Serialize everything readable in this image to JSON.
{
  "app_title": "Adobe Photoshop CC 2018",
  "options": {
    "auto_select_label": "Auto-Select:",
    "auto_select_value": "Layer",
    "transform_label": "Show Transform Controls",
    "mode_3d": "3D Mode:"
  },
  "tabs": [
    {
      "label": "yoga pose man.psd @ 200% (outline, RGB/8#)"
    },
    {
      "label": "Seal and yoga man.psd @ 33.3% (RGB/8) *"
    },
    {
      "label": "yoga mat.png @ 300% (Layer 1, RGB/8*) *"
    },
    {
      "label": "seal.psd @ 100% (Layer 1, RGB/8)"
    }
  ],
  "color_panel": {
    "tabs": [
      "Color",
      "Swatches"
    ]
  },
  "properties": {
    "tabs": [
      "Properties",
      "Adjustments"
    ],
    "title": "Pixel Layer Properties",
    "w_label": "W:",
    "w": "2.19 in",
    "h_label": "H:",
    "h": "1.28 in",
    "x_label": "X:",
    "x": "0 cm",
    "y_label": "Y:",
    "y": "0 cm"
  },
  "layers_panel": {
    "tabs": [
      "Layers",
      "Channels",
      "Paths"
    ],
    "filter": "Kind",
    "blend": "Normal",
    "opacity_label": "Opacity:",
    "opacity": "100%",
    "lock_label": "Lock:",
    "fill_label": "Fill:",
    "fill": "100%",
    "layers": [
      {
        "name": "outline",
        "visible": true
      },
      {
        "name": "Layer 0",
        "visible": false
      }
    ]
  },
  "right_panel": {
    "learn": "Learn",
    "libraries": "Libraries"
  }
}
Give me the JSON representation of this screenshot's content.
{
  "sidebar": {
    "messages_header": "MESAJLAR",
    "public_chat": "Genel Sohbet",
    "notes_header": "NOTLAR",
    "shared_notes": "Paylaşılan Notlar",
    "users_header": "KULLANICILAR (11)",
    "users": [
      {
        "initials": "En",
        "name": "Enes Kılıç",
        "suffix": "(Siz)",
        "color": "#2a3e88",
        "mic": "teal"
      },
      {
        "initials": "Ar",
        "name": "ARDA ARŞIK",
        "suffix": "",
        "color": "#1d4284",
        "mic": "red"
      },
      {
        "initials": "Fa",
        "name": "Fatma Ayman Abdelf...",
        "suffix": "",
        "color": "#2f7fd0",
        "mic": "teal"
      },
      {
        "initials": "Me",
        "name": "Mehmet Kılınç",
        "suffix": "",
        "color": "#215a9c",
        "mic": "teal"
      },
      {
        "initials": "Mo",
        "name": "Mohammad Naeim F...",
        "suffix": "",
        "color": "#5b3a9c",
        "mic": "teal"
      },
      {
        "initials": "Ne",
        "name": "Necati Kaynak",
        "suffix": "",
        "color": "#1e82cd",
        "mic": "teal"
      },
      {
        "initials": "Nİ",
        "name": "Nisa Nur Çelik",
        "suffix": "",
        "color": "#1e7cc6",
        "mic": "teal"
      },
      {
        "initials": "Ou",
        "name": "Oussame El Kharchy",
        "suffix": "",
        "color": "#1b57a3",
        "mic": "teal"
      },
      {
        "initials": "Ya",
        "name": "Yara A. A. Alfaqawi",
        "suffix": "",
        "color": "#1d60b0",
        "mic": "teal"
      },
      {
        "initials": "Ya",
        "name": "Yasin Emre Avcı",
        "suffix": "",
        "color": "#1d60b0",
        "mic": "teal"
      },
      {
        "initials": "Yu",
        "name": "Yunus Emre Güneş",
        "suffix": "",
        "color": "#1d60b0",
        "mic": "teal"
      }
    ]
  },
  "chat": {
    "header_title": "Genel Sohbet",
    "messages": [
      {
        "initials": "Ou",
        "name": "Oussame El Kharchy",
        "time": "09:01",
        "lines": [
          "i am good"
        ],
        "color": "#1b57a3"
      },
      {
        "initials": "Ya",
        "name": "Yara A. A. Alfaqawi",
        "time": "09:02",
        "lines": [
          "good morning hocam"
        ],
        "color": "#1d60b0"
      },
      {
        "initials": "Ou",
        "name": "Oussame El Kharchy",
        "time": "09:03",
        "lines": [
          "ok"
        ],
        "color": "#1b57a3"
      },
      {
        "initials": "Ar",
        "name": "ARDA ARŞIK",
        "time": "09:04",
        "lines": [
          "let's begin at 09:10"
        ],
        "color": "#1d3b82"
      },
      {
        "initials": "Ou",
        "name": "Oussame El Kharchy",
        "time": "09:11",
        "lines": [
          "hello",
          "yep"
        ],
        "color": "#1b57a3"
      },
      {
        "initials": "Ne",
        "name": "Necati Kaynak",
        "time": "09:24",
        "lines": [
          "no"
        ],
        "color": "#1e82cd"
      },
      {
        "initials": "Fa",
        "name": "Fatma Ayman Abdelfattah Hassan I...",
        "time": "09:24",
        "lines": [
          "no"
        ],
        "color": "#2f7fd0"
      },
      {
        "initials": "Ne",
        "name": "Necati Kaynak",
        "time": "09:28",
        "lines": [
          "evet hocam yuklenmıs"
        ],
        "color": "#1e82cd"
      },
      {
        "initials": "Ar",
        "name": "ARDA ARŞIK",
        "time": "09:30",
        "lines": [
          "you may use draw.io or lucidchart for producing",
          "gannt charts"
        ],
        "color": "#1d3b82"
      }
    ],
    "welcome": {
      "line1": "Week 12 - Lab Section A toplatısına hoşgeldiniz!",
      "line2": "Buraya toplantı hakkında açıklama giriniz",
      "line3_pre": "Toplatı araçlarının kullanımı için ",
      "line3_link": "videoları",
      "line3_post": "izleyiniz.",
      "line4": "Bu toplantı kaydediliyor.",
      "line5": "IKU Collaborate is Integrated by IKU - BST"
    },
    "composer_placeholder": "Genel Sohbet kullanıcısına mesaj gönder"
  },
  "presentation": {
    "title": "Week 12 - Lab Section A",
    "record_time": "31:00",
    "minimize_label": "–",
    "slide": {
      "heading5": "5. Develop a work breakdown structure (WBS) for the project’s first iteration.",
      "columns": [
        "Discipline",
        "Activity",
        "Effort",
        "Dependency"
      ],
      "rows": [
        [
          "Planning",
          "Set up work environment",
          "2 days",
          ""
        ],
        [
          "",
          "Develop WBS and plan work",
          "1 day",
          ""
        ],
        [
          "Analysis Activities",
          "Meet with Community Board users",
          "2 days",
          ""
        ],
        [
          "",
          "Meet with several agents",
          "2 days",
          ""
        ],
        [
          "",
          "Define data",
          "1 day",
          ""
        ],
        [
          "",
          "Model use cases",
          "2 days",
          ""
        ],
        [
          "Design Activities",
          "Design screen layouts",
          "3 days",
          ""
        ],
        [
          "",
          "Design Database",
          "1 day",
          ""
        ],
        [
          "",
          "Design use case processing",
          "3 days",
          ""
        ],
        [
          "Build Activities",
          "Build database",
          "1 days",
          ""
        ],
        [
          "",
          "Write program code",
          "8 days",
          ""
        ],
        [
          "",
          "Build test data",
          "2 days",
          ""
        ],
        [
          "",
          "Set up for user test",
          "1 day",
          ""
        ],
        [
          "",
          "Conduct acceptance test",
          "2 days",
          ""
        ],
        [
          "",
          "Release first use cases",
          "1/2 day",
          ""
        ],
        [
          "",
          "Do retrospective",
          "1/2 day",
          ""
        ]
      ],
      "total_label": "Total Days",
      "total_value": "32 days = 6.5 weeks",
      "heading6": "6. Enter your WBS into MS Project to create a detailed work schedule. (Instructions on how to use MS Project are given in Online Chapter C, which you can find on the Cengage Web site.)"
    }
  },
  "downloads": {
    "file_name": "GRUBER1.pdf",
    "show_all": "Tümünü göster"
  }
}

————————

* Written exercise
In the records shown above, how many lines include the word "JSON"? Answer with the number only.

* Finished exercise
2